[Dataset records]
* * * * *

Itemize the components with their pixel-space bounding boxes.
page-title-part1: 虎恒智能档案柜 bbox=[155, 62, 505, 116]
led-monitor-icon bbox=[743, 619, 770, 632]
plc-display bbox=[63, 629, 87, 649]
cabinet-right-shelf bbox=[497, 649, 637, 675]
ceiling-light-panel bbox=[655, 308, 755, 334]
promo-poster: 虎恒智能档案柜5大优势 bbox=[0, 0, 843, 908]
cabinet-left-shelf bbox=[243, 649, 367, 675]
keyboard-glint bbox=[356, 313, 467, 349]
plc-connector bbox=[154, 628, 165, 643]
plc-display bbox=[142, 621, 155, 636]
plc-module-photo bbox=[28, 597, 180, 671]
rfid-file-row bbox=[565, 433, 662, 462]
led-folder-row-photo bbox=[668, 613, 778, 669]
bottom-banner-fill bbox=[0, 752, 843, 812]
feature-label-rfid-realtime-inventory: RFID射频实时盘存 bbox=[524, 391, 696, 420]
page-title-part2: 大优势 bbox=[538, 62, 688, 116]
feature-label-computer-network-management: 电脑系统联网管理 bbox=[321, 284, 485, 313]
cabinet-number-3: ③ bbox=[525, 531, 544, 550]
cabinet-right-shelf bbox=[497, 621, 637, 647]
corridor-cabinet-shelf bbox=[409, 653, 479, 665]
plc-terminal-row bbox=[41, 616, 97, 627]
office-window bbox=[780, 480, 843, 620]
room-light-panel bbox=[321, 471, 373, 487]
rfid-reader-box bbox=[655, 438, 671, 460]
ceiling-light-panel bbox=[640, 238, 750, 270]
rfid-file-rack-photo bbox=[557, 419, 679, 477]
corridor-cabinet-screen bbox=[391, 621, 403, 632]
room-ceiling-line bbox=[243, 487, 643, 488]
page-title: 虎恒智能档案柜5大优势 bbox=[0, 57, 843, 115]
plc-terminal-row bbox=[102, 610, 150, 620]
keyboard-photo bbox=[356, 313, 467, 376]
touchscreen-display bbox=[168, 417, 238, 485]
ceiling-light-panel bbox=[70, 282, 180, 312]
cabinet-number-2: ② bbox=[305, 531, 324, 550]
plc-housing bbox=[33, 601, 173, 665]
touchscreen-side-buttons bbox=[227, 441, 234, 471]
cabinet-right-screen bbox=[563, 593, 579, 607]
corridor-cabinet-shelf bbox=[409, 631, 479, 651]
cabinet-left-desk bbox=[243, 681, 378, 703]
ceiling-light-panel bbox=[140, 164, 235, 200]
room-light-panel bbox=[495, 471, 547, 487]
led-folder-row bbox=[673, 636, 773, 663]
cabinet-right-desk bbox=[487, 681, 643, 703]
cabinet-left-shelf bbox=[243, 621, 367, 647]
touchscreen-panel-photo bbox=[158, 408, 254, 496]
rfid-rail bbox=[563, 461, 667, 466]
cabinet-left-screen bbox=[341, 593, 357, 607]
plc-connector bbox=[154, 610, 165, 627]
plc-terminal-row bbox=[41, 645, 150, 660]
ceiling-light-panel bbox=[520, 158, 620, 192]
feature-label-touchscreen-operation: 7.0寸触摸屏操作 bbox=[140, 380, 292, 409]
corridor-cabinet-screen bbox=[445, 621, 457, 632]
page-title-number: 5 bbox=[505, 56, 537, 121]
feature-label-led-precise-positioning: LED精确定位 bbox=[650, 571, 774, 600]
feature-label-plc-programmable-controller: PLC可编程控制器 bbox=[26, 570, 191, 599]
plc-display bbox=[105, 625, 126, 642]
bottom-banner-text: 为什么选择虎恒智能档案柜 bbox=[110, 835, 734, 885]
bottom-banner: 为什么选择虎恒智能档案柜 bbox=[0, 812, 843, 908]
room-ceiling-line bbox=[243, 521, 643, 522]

* * * * *

WRITTEN INSTRUCTION =
Please rewrite the data above with every "ceiling-light-panel" renamed to "ceiling-lamp-panel", leaving all else unchanged.

CORRECT RESPONSE =
Itemize the components with their pixel-space bounding boxes.
page-title-part1: 虎恒智能档案柜 bbox=[155, 62, 505, 116]
led-monitor-icon bbox=[743, 619, 770, 632]
plc-display bbox=[63, 629, 87, 649]
cabinet-right-shelf bbox=[497, 649, 637, 675]
ceiling-lamp-panel bbox=[655, 308, 755, 334]
promo-poster: 虎恒智能档案柜5大优势 bbox=[0, 0, 843, 908]
cabinet-left-shelf bbox=[243, 649, 367, 675]
keyboard-glint bbox=[356, 313, 467, 349]
plc-connector bbox=[154, 628, 165, 643]
plc-display bbox=[142, 621, 155, 636]
plc-module-photo bbox=[28, 597, 180, 671]
rfid-file-row bbox=[565, 433, 662, 462]
led-folder-row-photo bbox=[668, 613, 778, 669]
bottom-banner-fill bbox=[0, 752, 843, 812]
feature-label-rfid-realtime-inventory: RFID射频实时盘存 bbox=[524, 391, 696, 420]
page-title-part2: 大优势 bbox=[538, 62, 688, 116]
feature-label-computer-network-management: 电脑系统联网管理 bbox=[321, 284, 485, 313]
cabinet-number-3: ③ bbox=[525, 531, 544, 550]
cabinet-right-shelf bbox=[497, 621, 637, 647]
corridor-cabinet-shelf bbox=[409, 653, 479, 665]
plc-terminal-row bbox=[41, 616, 97, 627]
office-window bbox=[780, 480, 843, 620]
room-light-panel bbox=[321, 471, 373, 487]
rfid-reader-box bbox=[655, 438, 671, 460]
ceiling-lamp-panel bbox=[640, 238, 750, 270]
rfid-file-rack-photo bbox=[557, 419, 679, 477]
corridor-cabinet-screen bbox=[391, 621, 403, 632]
room-ceiling-line bbox=[243, 487, 643, 488]
page-title: 虎恒智能档案柜5大优势 bbox=[0, 57, 843, 115]
plc-terminal-row bbox=[102, 610, 150, 620]
keyboard-photo bbox=[356, 313, 467, 376]
touchscreen-display bbox=[168, 417, 238, 485]
ceiling-lamp-panel bbox=[70, 282, 180, 312]
cabinet-number-2: ② bbox=[305, 531, 324, 550]
plc-housing bbox=[33, 601, 173, 665]
touchscreen-side-buttons bbox=[227, 441, 234, 471]
cabinet-right-screen bbox=[563, 593, 579, 607]
corridor-cabinet-shelf bbox=[409, 631, 479, 651]
cabinet-left-desk bbox=[243, 681, 378, 703]
ceiling-lamp-panel bbox=[140, 164, 235, 200]
room-light-panel bbox=[495, 471, 547, 487]
led-folder-row bbox=[673, 636, 773, 663]
cabinet-right-desk bbox=[487, 681, 643, 703]
cabinet-left-shelf bbox=[243, 621, 367, 647]
touchscreen-panel-photo bbox=[158, 408, 254, 496]
rfid-rail bbox=[563, 461, 667, 466]
cabinet-left-screen bbox=[341, 593, 357, 607]
plc-connector bbox=[154, 610, 165, 627]
plc-terminal-row bbox=[41, 645, 150, 660]
ceiling-lamp-panel bbox=[520, 158, 620, 192]
feature-label-touchscreen-operation: 7.0寸触摸屏操作 bbox=[140, 380, 292, 409]
corridor-cabinet-screen bbox=[445, 621, 457, 632]
page-title-number: 5 bbox=[505, 56, 537, 121]
feature-label-led-precise-positioning: LED精确定位 bbox=[650, 571, 774, 600]
feature-label-plc-programmable-controller: PLC可编程控制器 bbox=[26, 570, 191, 599]
plc-display bbox=[105, 625, 126, 642]
bottom-banner-text: 为什么选择虎恒智能档案柜 bbox=[110, 835, 734, 885]
bottom-banner: 为什么选择虎恒智能档案柜 bbox=[0, 812, 843, 908]
room-ceiling-line bbox=[243, 521, 643, 522]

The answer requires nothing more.